* [What this task involves]
Return the listing below verbatim. Pictures do not belong in the copy.

(Stored entries)
_ _ _ _
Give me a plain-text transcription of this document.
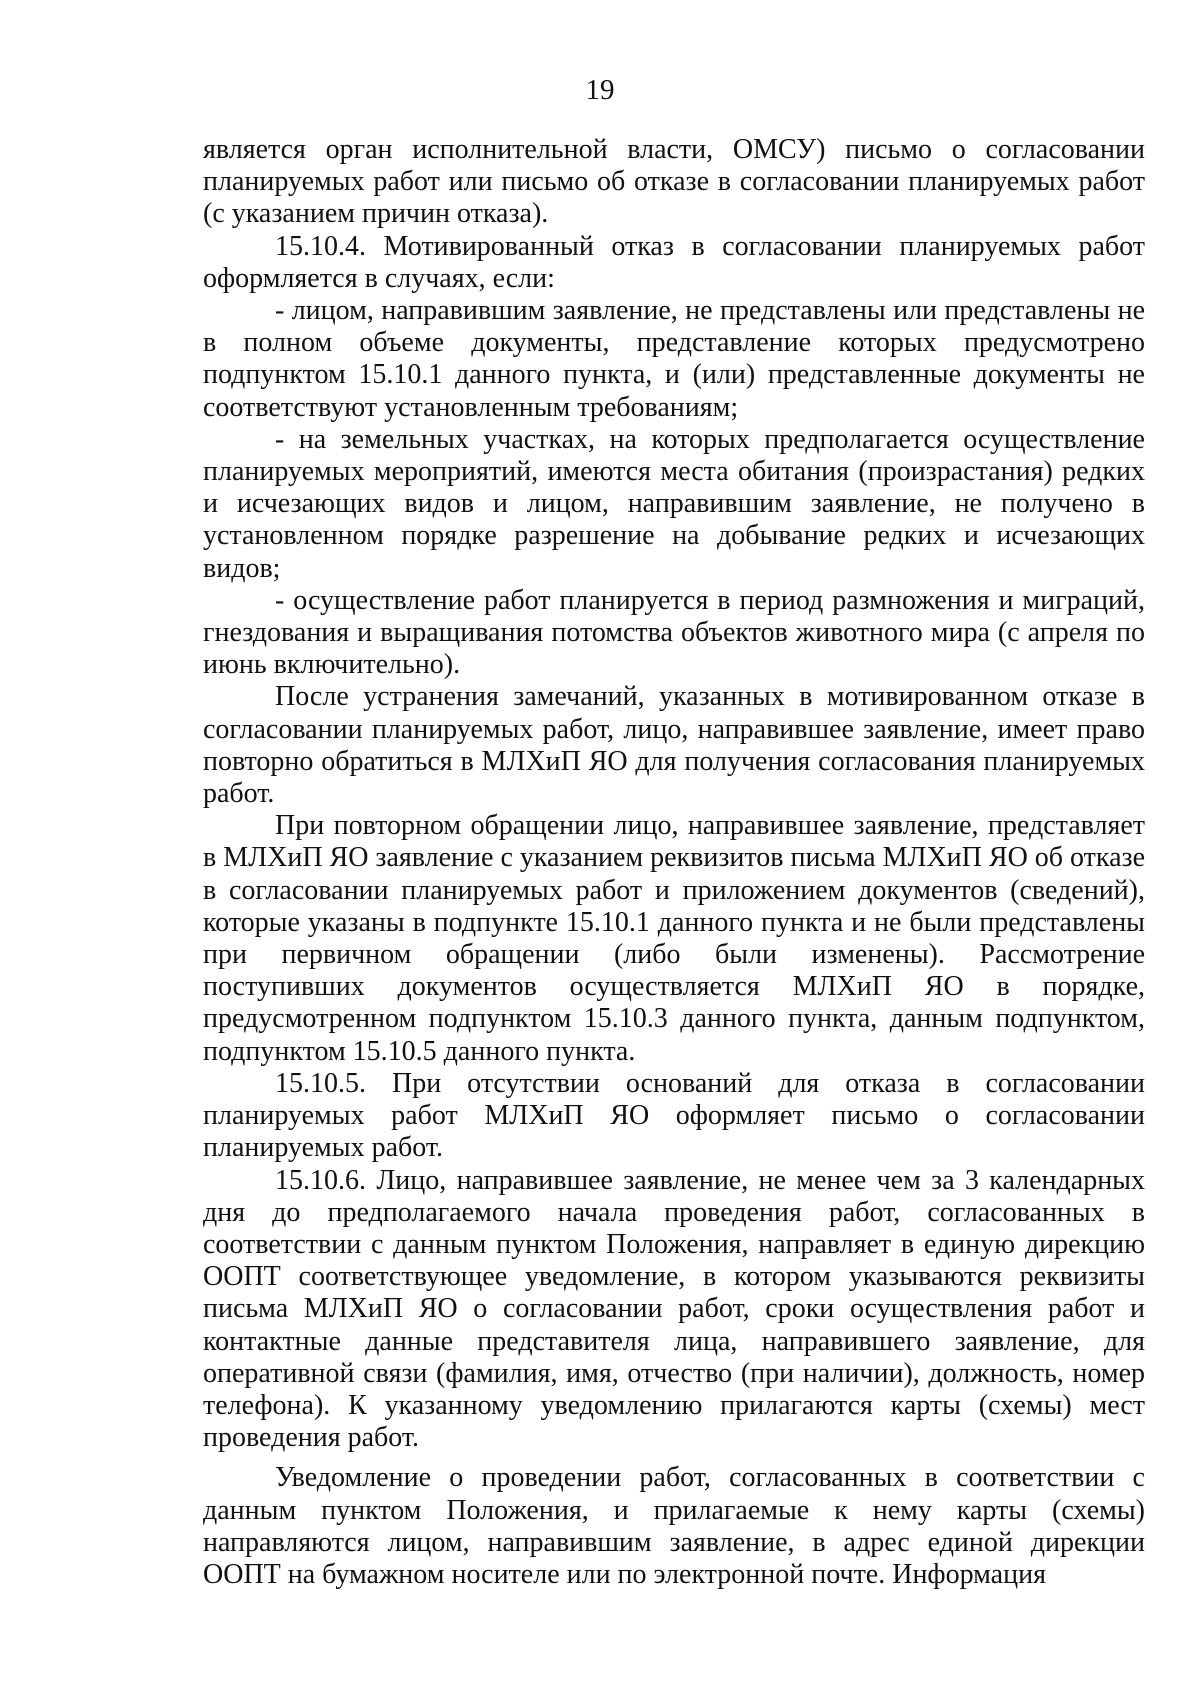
19

является орган исполнительной власти, ОМСУ) письмо о согласовании планируемых работ или письмо об отказе в согласовании планируемых работ (с указанием причин отказа).

15.10.4. Мотивированный отказ в согласовании планируемых работ оформляется в случаях, если:

- лицом, направившим заявление, не представлены или представлены не в полном объеме документы, представление которых предусмотрено подпунктом 15.10.1 данного пункта, и (или) представленные документы не соответствуют установленным требованиям;

- на земельных участках, на которых предполагается осуществление планируемых мероприятий, имеются места обитания (произрастания) редких и исчезающих видов и лицом, направившим заявление, не получено в установленном порядке разрешение на добывание редких и исчезающих видов;

- осуществление работ планируется в период размножения и миграций, гнездования и выращивания потомства объектов животного мира (с апреля по июнь включительно).

После устранения замечаний, указанных в мотивированном отказе в согласовании планируемых работ, лицо, направившее заявление, имеет право повторно обратиться в МЛХиП ЯО для получения согласования планируемых работ.

При повторном обращении лицо, направившее заявление, представляет в МЛХиП ЯО заявление с указанием реквизитов письма МЛХиП ЯО об отказе в согласовании планируемых работ и приложением документов (сведений), которые указаны в подпункте 15.10.1 данного пункта и не были представлены при первичном обращении (либо были изменены). Рассмотрение поступивших документов осуществляется МЛХиП ЯО в порядке, предусмотренном подпунктом 15.10.3 данного пункта, данным подпунктом, подпунктом 15.10.5 данного пункта.

15.10.5. При отсутствии оснований для отказа в согласовании планируемых работ МЛХиП ЯО оформляет письмо о согласовании планируемых работ.

15.10.6. Лицо, направившее заявление, не менее чем за 3 календарных дня до предполагаемого начала проведения работ, согласованных в соответствии с данным пунктом Положения, направляет в единую дирекцию ООПТ соответствующее уведомление, в котором указываются реквизиты письма МЛХиП ЯО о согласовании работ, сроки осуществления работ и контактные данные представителя лица, направившего заявление, для оперативной связи (фамилия, имя, отчество (при наличии), должность, номер телефона). К указанному уведомлению прилагаются карты (схемы) мест проведения работ.

Уведомление о проведении работ, согласованных в соответствии с данным пунктом Положения, и прилагаемые к нему карты (схемы) направляются лицом, направившим заявление, в адрес единой дирекции ООПТ на бумажном носителе или по электронной почте. Информация
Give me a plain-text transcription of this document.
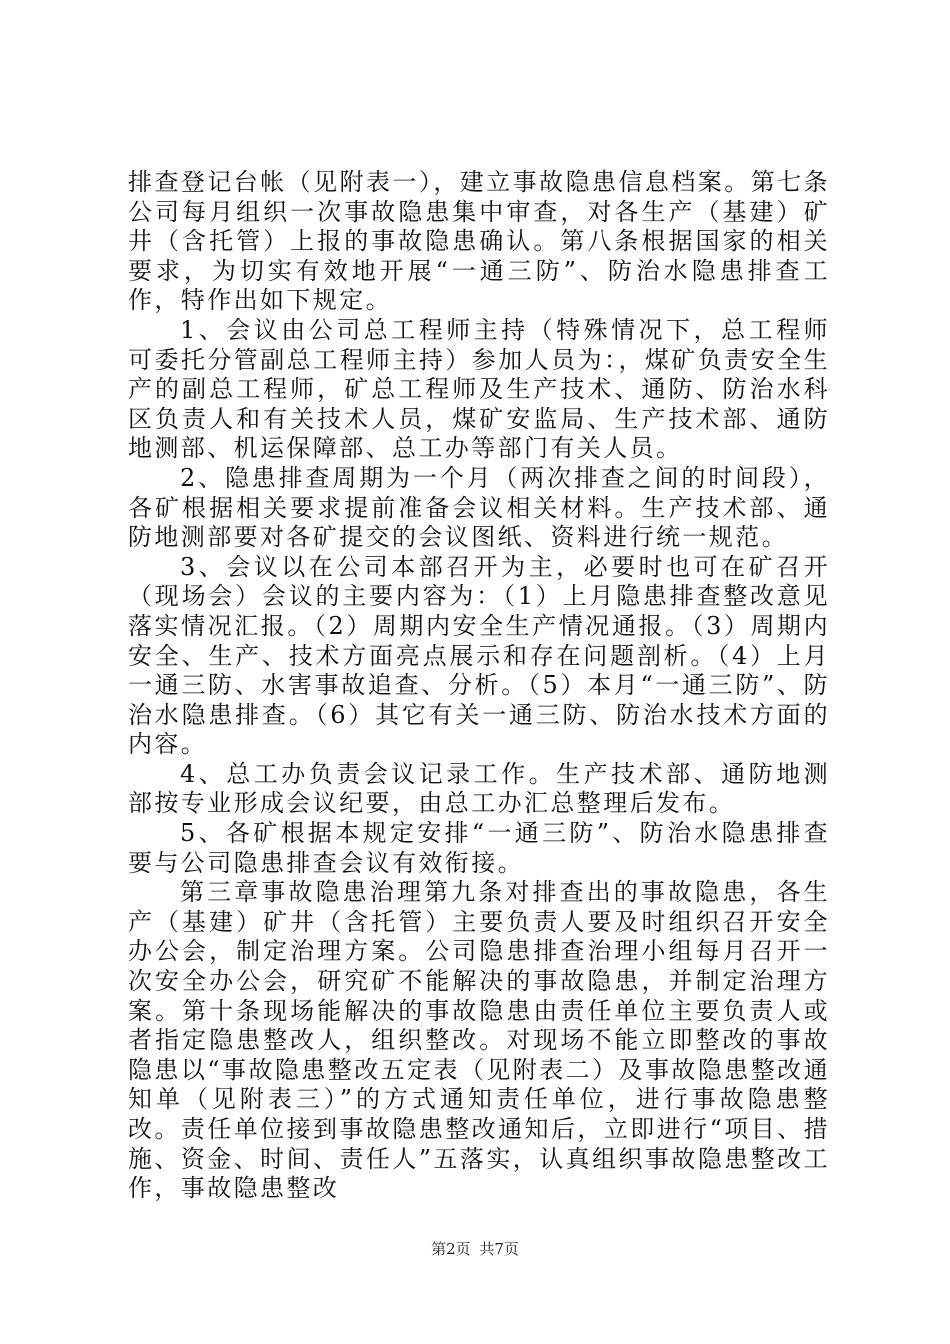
排查登记台帐（见附表一），建立事故隐患信息档案。第七条公司每月组织一次事故隐患集中审查，对各生产（基建）矿井（含托管）上报的事故隐患确认。第八条根据国家的相关要求，为切实有效地开展“一通三防”、防治水隐患排查工作，特作出如下规定。

1、会议由公司总工程师主持（特殊情况下，总工程师可委托分管副总工程师主持）参加人员为：，煤矿负责安全生产的副总工程师，矿总工程师及生产技术、通防、防治水科区负责人和有关技术人员，煤矿安监局、生产技术部、通防地测部、机运保障部、总工办等部门有关人员。

2、隐患排查周期为一个月（两次排查之间的时间段），各矿根据相关要求提前准备会议相关材料。生产技术部、通防地测部要对各矿提交的会议图纸、资料进行统一规范。

3、会议以在公司本部召开为主，必要时也可在矿召开（现场会）会议的主要内容为：（1）上月隐患排查整改意见落实情况汇报。（2）周期内安全生产情况通报。（3）周期内安全、生产、技术方面亮点展示和存在问题剖析。（4）上月一通三防、水害事故追查、分析。（5）本月“一通三防”、防治水隐患排查。（6）其它有关一通三防、防治水技术方面的内容。

4、总工办负责会议记录工作。生产技术部、通防地测部按专业形成会议纪要，由总工办汇总整理后发布。

5、各矿根据本规定安排“一通三防”、防治水隐患排查要与公司隐患排查会议有效衔接。

第三章事故隐患治理第九条对排查出的事故隐患，各生产（基建）矿井（含托管）主要负责人要及时组织召开安全办公会，制定治理方案。公司隐患排查治理小组每月召开一次安全办公会，研究矿不能解决的事故隐患，并制定治理方案。第十条现场能解决的事故隐患由责任单位主要负责人或者指定隐患整改人，组织整改。对现场不能立即整改的事故隐患以“事故隐患整改五定表（见附表二）及事故隐患整改通知单（见附表三）”的方式通知责任单位，进行事故隐患整改。责任单位接到事故隐患整改通知后，立即进行“项目、措施、资金、时间、责任人”五落实，认真组织事故隐患整改工作，事故隐患整改

第2页 共7页
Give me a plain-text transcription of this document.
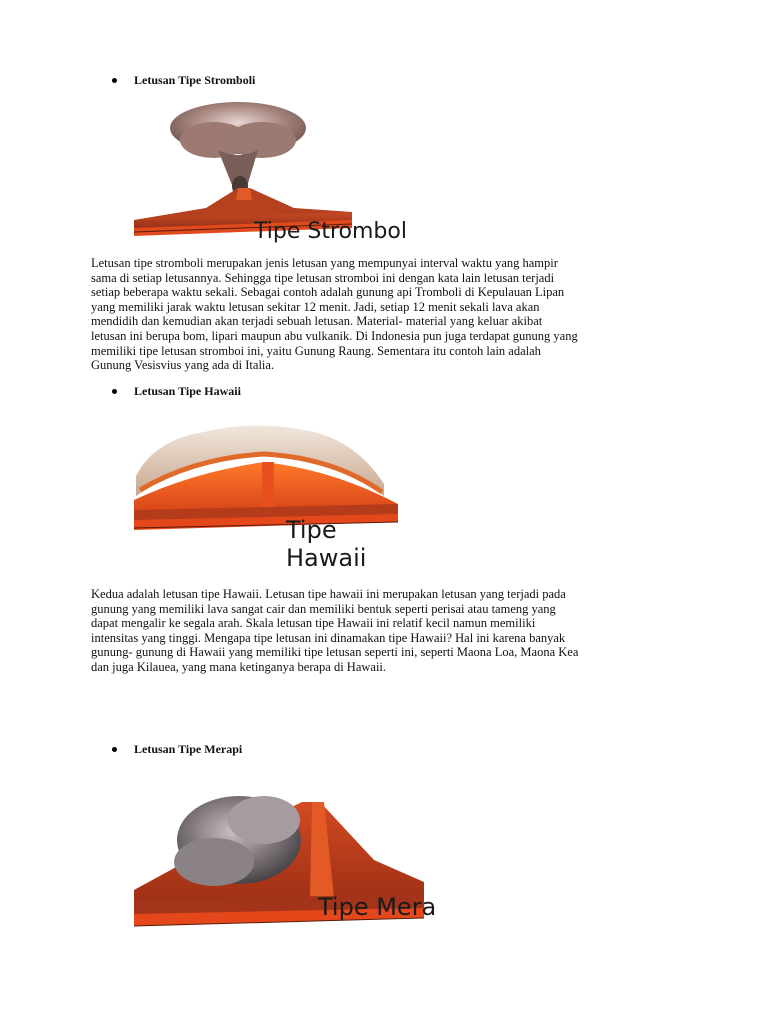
Letusan Tipe Stromboli
Tipe Strombol
Letusan tipe stromboli merupakan jenis letusan yang mempunyai interval waktu yang hampir
sama di setiap letusannya. Sehingga tipe letusan stromboi ini dengan kata lain letusan terjadi
setiap beberapa waktu sekali. Sebagai contoh adalah gunung api Tromboli di Kepulauan Lipan
yang memiliki jarak waktu letusan sekitar 12 menit. Jadi, setiap 12 menit sekali lava akan
mendidih dan kemudian akan terjadi sebuah letusan. Material- material yang keluar akibat
letusan ini berupa bom, lipari maupun abu vulkanik. Di Indonesia pun juga terdapat gunung yang
memiliki tipe letusan stromboi ini, yaitu Gunung Raung. Sementara itu contoh lain adalah
Gunung Vesisvius yang ada di Italia.
Letusan Tipe Hawaii
Tipe
Hawaii
Kedua adalah letusan tipe Hawaii. Letusan tipe hawaii ini merupakan letusan yang terjadi pada
gunung yang memiliki lava sangat cair dan memiliki bentuk seperti perisai atau tameng yang
dapat mengalir ke segala arah. Skala letusan tipe Hawaii ini relatif kecil namun memiliki
intensitas yang tinggi. Mengapa tipe letusan ini dinamakan tipe Hawaii? Hal ini karena banyak
gunung- gunung di Hawaii yang memiliki tipe letusan seperti ini, seperti Maona Loa, Maona Kea
dan juga Kilauea, yang mana ketinganya berapa di Hawaii.
Letusan Tipe Merapi
Tipe Mera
_ _ _ _
* [Answer to the exercise]
Give me a plain-text transcription of this document.
19

является орган исполнительной власти, ОМСУ) письмо о согласовании планируемых работ или письмо об отказе в согласовании планируемых работ (с указанием причин отказа).

15.10.4. Мотивированный отказ в согласовании планируемых работ оформляется в случаях, если:

- лицом, направившим заявление, не представлены или представлены не в полном объеме документы, представление которых предусмотрено подпунктом 15.10.1 данного пункта, и (или) представленные документы не соответствуют установленным требованиям;

- на земельных участках, на которых предполагается осуществление планируемых мероприятий, имеются места обитания (произрастания) редких и исчезающих видов и лицом, направившим заявление, не получено в установленном порядке разрешение на добывание редких и исчезающих видов;

- осуществление работ планируется в период размножения и миграций, гнездования и выращивания потомства объектов животного мира (с апреля по июнь включительно).

После устранения замечаний, указанных в мотивированном отказе в согласовании планируемых работ, лицо, направившее заявление, имеет право повторно обратиться в МЛХиП ЯО для получения согласования планируемых работ.

При повторном обращении лицо, направившее заявление, представляет в МЛХиП ЯО заявление с указанием реквизитов письма МЛХиП ЯО об отказе в согласовании планируемых работ и приложением документов (сведений), которые указаны в подпункте 15.10.1 данного пункта и не были представлены при первичном обращении (либо были изменены). Рассмотрение поступивших документов осуществляется МЛХиП ЯО в порядке, предусмотренном подпунктом 15.10.3 данного пункта, данным подпунктом, подпунктом 15.10.5 данного пункта.

15.10.5. При отсутствии оснований для отказа в согласовании планируемых работ МЛХиП ЯО оформляет письмо о согласовании планируемых работ.

15.10.6. Лицо, направившее заявление, не менее чем за 3 календарных дня до предполагаемого начала проведения работ, согласованных в соответствии с данным пунктом Положения, направляет в единую дирекцию ООПТ соответствующее уведомление, в котором указываются реквизиты письма МЛХиП ЯО о согласовании работ, сроки осуществления работ и контактные данные представителя лица, направившего заявление, для оперативной связи (фамилия, имя, отчество (при наличии), должность, номер телефона). К указанному уведомлению прилагаются карты (схемы) мест проведения работ.

Уведомление о проведении работ, согласованных в соответствии с данным пунктом Положения, и прилагаемые к нему карты (схемы) направляются лицом, направившим заявление, в адрес единой дирекции ООПТ на бумажном носителе или по электронной почте. Информация
Give me a plain-text transcription of this document.
排查登记台帐（见附表一），建立事故隐患信息档案。第七条公司每月组织一次事故隐患集中审查，对各生产（基建）矿井（含托管）上报的事故隐患确认。第八条根据国家的相关要求，为切实有效地开展“一通三防”、防治水隐患排查工作，特作出如下规定。

1、会议由公司总工程师主持（特殊情况下，总工程师可委托分管副总工程师主持）参加人员为：，煤矿负责安全生产的副总工程师，矿总工程师及生产技术、通防、防治水科区负责人和有关技术人员，煤矿安监局、生产技术部、通防地测部、机运保障部、总工办等部门有关人员。

2、隐患排查周期为一个月（两次排查之间的时间段），各矿根据相关要求提前准备会议相关材料。生产技术部、通防地测部要对各矿提交的会议图纸、资料进行统一规范。

3、会议以在公司本部召开为主，必要时也可在矿召开（现场会）会议的主要内容为：（1）上月隐患排查整改意见落实情况汇报。（2）周期内安全生产情况通报。（3）周期内安全、生产、技术方面亮点展示和存在问题剖析。（4）上月一通三防、水害事故追查、分析。（5）本月“一通三防”、防治水隐患排查。（6）其它有关一通三防、防治水技术方面的内容。

4、总工办负责会议记录工作。生产技术部、通防地测部按专业形成会议纪要，由总工办汇总整理后发布。

5、各矿根据本规定安排“一通三防”、防治水隐患排查要与公司隐患排查会议有效衔接。

第三章事故隐患治理第九条对排查出的事故隐患，各生产（基建）矿井（含托管）主要负责人要及时组织召开安全办公会，制定治理方案。公司隐患排查治理小组每月召开一次安全办公会，研究矿不能解决的事故隐患，并制定治理方案。第十条现场能解决的事故隐患由责任单位主要负责人或者指定隐患整改人，组织整改。对现场不能立即整改的事故隐患以“事故隐患整改五定表（见附表二）及事故隐患整改通知单（见附表三）”的方式通知责任单位，进行事故隐患整改。责任单位接到事故隐患整改通知后，立即进行“项目、措施、资金、时间、责任人”五落实，认真组织事故隐患整改工作，事故隐患整改

第2页 共7页
Give me a plain-text transcription of this document.
Letusan Tipe Stromboli
Tipe Strombol
Letusan tipe stromboli merupakan jenis letusan yang mempunyai interval waktu yang hampir
sama di setiap letusannya. Sehingga tipe letusan stromboi ini dengan kata lain letusan terjadi
setiap beberapa waktu sekali. Sebagai contoh adalah gunung api Tromboli di Kepulauan Lipan
yang memiliki jarak waktu letusan sekitar 12 menit. Jadi, setiap 12 menit sekali lava akan
mendidih dan kemudian akan terjadi sebuah letusan. Material- material yang keluar akibat
letusan ini berupa bom, lipari maupun abu vulkanik. Di Indonesia pun juga terdapat gunung yang
memiliki tipe letusan stromboi ini, yaitu Gunung Raung. Sementara itu contoh lain adalah
Gunung Vesisvius yang ada di Italia.
Letusan Tipe Hawaii
Tipe
Hawaii
Kedua adalah letusan tipe Hawaii. Letusan tipe hawaii ini merupakan letusan yang terjadi pada
gunung yang memiliki lava sangat cair dan memiliki bentuk seperti perisai atau tameng yang
dapat mengalir ke segala arah. Skala letusan tipe Hawaii ini relatif kecil namun memiliki
intensitas yang tinggi. Mengapa tipe letusan ini dinamakan tipe Hawaii? Hal ini karena banyak
gunung- gunung di Hawaii yang memiliki tipe letusan seperti ini, seperti Maona Loa, Maona Kea
dan juga Kilauea, yang mana ketinganya berapa di Hawaii.
Letusan Tipe Merapi
Tipe Mera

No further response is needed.